_STATED PROBLEM_:
Retype the listing that follows, word for word.

INPUT DATA start

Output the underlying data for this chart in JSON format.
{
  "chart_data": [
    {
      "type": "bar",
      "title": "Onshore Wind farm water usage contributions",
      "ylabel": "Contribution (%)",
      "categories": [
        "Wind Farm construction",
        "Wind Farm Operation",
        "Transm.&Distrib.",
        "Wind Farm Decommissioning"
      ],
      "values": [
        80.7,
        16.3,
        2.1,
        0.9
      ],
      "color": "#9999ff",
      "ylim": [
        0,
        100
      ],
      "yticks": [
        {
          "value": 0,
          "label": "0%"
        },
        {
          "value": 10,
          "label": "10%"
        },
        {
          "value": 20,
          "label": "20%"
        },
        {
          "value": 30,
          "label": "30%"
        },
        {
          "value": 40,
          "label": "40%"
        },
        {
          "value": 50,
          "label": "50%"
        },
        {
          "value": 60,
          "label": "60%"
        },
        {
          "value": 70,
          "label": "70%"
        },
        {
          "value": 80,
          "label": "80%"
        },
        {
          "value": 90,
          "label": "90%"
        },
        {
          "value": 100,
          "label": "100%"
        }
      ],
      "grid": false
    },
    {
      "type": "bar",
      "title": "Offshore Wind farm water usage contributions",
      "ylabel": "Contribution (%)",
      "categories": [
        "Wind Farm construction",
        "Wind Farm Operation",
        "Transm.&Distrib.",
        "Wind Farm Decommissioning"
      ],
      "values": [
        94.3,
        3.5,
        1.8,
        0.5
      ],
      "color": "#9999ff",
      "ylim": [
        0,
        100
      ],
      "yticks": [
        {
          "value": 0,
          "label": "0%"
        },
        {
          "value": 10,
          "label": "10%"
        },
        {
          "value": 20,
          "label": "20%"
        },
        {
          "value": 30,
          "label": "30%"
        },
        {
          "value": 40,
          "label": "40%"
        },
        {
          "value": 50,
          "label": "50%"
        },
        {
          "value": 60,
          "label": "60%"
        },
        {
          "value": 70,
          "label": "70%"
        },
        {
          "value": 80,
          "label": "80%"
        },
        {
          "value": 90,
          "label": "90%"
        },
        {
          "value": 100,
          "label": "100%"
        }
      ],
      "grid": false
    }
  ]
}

INPUT DATA end

_SOLVED PROBLEM_:
Output the underlying data for this chart in JSON format.
{
  "chart_data": [
    {
      "type": "bar",
      "title": "Onshore Wind farm water usage contributions",
      "ylabel": "Contribution (%)",
      "categories": [
        "Wind Farm construction",
        "Wind Farm Operation",
        "Transm.&Distrib.",
        "Wind Farm Decommissioning"
      ],
      "values": [
        80.7,
        16.3,
        2.1,
        0.9
      ],
      "color": "#9999ff",
      "ylim": [
        0,
        100
      ],
      "yticks": [
        {
          "value": 0,
          "label": "0%"
        },
        {
          "value": 10,
          "label": "10%"
        },
        {
          "value": 20,
          "label": "20%"
        },
        {
          "value": 30,
          "label": "30%"
        },
        {
          "value": 40,
          "label": "40%"
        },
        {
          "value": 50,
          "label": "50%"
        },
        {
          "value": 60,
          "label": "60%"
        },
        {
          "value": 70,
          "label": "70%"
        },
        {
          "value": 80,
          "label": "80%"
        },
        {
          "value": 90,
          "label": "90%"
        },
        {
          "value": 100,
          "label": "100%"
        }
      ],
      "grid": false
    },
    {
      "type": "bar",
      "title": "Offshore Wind farm water usage contributions",
      "ylabel": "Contribution (%)",
      "categories": [
        "Wind Farm construction",
        "Wind Farm Operation",
        "Transm.&Distrib.",
        "Wind Farm Decommissioning"
      ],
      "values": [
        94.3,
        3.5,
        1.8,
        0.5
      ],
      "color": "#9999ff",
      "ylim": [
        0,
        100
      ],
      "yticks": [
        {
          "value": 0,
          "label": "0%"
        },
        {
          "value": 10,
          "label": "10%"
        },
        {
          "value": 20,
          "label": "20%"
        },
        {
          "value": 30,
          "label": "30%"
        },
        {
          "value": 40,
          "label": "40%"
        },
        {
          "value": 50,
          "label": "50%"
        },
        {
          "value": 60,
          "label": "60%"
        },
        {
          "value": 70,
          "label": "70%"
        },
        {
          "value": 80,
          "label": "80%"
        },
        {
          "value": 90,
          "label": "90%"
        },
        {
          "value": 100,
          "label": "100%"
        }
      ],
      "grid": false
    }
  ]
}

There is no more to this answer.